*Your goal*.
Write every record out again exactly as given.

*Information shown*.
----

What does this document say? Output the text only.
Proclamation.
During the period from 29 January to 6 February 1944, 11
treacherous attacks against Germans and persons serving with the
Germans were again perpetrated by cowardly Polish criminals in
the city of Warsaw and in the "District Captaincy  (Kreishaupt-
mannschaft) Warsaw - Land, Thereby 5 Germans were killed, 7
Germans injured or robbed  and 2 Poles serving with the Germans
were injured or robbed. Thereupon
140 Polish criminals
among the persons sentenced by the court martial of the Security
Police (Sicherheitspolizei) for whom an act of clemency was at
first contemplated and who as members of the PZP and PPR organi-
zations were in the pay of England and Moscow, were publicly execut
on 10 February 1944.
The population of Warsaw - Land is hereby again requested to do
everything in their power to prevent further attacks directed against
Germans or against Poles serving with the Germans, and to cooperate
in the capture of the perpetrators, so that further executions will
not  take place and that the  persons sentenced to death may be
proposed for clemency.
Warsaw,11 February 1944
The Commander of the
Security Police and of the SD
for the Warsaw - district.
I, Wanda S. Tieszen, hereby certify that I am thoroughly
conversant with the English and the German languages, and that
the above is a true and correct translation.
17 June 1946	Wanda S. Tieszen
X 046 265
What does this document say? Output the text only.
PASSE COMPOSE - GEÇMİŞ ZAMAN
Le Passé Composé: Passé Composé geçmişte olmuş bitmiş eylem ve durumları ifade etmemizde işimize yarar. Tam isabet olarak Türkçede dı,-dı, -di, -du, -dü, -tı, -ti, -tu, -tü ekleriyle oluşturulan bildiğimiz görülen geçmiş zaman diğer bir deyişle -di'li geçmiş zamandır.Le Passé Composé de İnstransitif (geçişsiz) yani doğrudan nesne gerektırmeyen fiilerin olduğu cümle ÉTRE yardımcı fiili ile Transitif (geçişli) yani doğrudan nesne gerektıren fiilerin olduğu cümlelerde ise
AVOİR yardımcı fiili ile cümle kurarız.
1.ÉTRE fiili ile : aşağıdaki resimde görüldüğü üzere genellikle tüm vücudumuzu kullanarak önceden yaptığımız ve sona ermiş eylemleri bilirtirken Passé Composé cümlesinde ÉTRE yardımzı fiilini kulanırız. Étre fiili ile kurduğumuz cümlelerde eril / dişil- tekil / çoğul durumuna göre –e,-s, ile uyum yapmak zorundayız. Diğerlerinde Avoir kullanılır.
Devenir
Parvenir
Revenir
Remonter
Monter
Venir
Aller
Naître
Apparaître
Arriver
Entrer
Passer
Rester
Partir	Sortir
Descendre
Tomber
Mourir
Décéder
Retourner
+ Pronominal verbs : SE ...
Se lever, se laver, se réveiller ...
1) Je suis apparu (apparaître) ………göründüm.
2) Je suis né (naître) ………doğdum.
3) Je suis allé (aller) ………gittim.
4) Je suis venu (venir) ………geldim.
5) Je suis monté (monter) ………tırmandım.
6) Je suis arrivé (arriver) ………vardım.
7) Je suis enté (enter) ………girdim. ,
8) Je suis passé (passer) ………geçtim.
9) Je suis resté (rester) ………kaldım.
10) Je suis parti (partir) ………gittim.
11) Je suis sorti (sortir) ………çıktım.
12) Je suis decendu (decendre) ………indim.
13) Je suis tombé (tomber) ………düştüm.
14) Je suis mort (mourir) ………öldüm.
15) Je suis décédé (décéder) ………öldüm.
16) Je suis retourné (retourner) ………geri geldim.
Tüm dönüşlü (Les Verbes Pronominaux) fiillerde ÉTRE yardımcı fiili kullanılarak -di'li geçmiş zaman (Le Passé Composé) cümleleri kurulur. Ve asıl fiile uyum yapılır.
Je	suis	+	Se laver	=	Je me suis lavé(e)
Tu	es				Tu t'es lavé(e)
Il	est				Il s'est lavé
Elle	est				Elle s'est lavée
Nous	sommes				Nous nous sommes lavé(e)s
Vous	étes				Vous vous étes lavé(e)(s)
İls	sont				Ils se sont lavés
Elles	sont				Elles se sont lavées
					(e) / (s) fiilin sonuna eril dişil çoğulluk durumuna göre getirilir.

----

*Exercise response*.
What does this document say? Output the text only.
Proclamation.
During the period from 29 January to 6 February 1944, 11
treacherous attacks against Germans and persons serving with the
Germans were again perpetrated by cowardly Polish criminals in
the city of Warsaw and in the "District Captaincy  (Kreishaupt-
mannschaft) Warsaw - Land, Thereby 5 Germans were killed, 7
Germans injured or robbed  and 2 Poles serving with the Germans
were injured or robbed. Thereupon
140 Polish criminals
among the persons sentenced by the court martial of the Security
Police (Sicherheitspolizei) for whom an act of clemency was at
first contemplated and who as members of the PZP and PPR organi-
zations were in the pay of England and Moscow, were publicly execut
on 10 February 1944.
The population of Warsaw - Land is hereby again requested to do
everything in their power to prevent further attacks directed against
Germans or against Poles serving with the Germans, and to cooperate
in the capture of the perpetrators, so that further executions will
not  take place and that the  persons sentenced to death may be
proposed for clemency.
Warsaw,11 February 1944
The Commander of the
Security Police and of the SD
for the Warsaw - district.
I, Wanda S. Tieszen, hereby certify that I am thoroughly
conversant with the English and the German languages, and that
the above is a true and correct translation.
17 June 1946	Wanda S. Tieszen
X 046 265
What does this document say? Output the text only.
PASSE COMPOSE - GEÇMİŞ ZAMAN
Le Passé Composé: Passé Composé geçmişte olmuş bitmiş eylem ve durumları ifade etmemizde işimize yarar. Tam isabet olarak Türkçede dı,-dı, -di, -du, -dü, -tı, -ti, -tu, -tü ekleriyle oluşturulan bildiğimiz görülen geçmiş zaman diğer bir deyişle -di'li geçmiş zamandır.Le Passé Composé de İnstransitif (geçişsiz) yani doğrudan nesne gerektırmeyen fiilerin olduğu cümle ÉTRE yardımcı fiili ile Transitif (geçişli) yani doğrudan nesne gerektıren fiilerin olduğu cümlelerde ise
AVOİR yardımcı fiili ile cümle kurarız.
1.ÉTRE fiili ile : aşağıdaki resimde görüldüğü üzere genellikle tüm vücudumuzu kullanarak önceden yaptığımız ve sona ermiş eylemleri bilirtirken Passé Composé cümlesinde ÉTRE yardımzı fiilini kulanırız. Étre fiili ile kurduğumuz cümlelerde eril / dişil- tekil / çoğul durumuna göre –e,-s, ile uyum yapmak zorundayız. Diğerlerinde Avoir kullanılır.
Devenir
Parvenir
Revenir
Remonter
Monter
Venir
Aller
Naître
Apparaître
Arriver
Entrer
Passer
Rester
Partir	Sortir
Descendre
Tomber
Mourir
Décéder
Retourner
+ Pronominal verbs : SE ...
Se lever, se laver, se réveiller ...
1) Je suis apparu (apparaître) ………göründüm.
2) Je suis né (naître) ………doğdum.
3) Je suis allé (aller) ………gittim.
4) Je suis venu (venir) ………geldim.
5) Je suis monté (monter) ………tırmandım.
6) Je suis arrivé (arriver) ………vardım.
7) Je suis enté (enter) ………girdim. ,
8) Je suis passé (passer) ………geçtim.
9) Je suis resté (rester) ………kaldım.
10) Je suis parti (partir) ………gittim.
11) Je suis sorti (sortir) ………çıktım.
12) Je suis decendu (decendre) ………indim.
13) Je suis tombé (tomber) ………düştüm.
14) Je suis mort (mourir) ………öldüm.
15) Je suis décédé (décéder) ………öldüm.
16) Je suis retourné (retourner) ………geri geldim.
Tüm dönüşlü (Les Verbes Pronominaux) fiillerde ÉTRE yardımcı fiili kullanılarak -di'li geçmiş zaman (Le Passé Composé) cümleleri kurulur. Ve asıl fiile uyum yapılır.
Je	suis	+	Se laver	=	Je me suis lavé(e)
Tu	es				Tu t'es lavé(e)
Il	est				Il s'est lavé
Elle	est				Elle s'est lavée
Nous	sommes				Nous nous sommes lavé(e)s
Vous	étes				Vous vous étes lavé(e)(s)
İls	sont				Ils se sont lavés
Elles	sont				Elles se sont lavées
					(e) / (s) fiilin sonuna eril dişil çoğulluk durumuna göre getirilir.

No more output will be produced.